PROBLEM - Repeat, exactly and in full, the lines of the listing below, but without any pictures.

(Saved data entries)
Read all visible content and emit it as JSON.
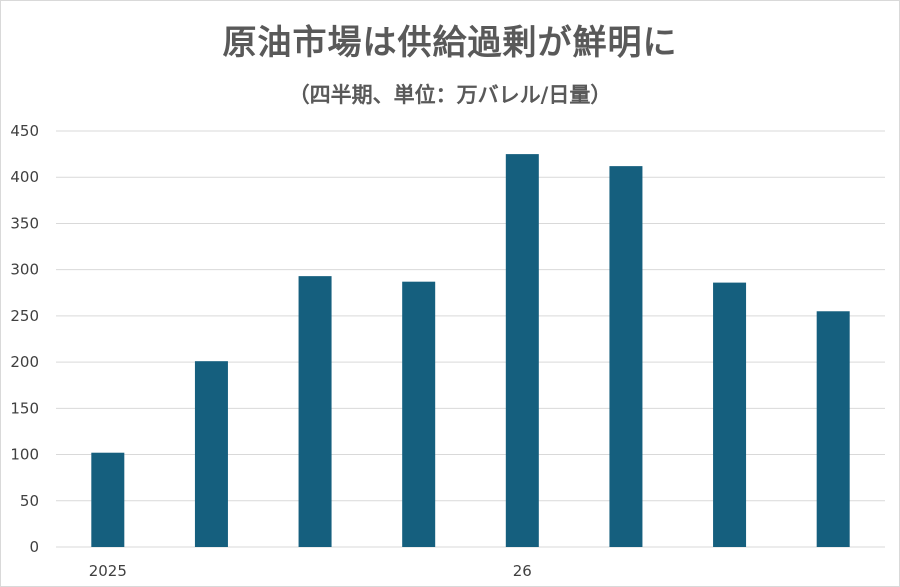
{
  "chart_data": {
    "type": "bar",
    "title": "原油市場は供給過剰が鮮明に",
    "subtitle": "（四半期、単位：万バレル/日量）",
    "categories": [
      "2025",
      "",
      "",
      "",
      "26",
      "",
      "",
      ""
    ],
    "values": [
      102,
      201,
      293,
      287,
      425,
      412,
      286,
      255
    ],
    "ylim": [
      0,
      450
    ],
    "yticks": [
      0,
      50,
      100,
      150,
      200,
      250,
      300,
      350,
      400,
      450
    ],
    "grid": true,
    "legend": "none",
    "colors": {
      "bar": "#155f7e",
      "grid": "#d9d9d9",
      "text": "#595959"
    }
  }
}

ANSWER BELOW -
Read all visible content and emit it as JSON.
{
  "chart_data": {
    "type": "bar",
    "title": "原油市場は供給過剰が鮮明に",
    "subtitle": "（四半期、単位：万バレル/日量）",
    "categories": [
      "2025",
      "",
      "",
      "",
      "26",
      "",
      "",
      ""
    ],
    "values": [
      102,
      201,
      293,
      287,
      425,
      412,
      286,
      255
    ],
    "ylim": [
      0,
      450
    ],
    "yticks": [
      0,
      50,
      100,
      150,
      200,
      250,
      300,
      350,
      400,
      450
    ],
    "grid": true,
    "legend": "none",
    "colors": {
      "bar": "#155f7e",
      "grid": "#d9d9d9",
      "text": "#595959"
    }
  }
}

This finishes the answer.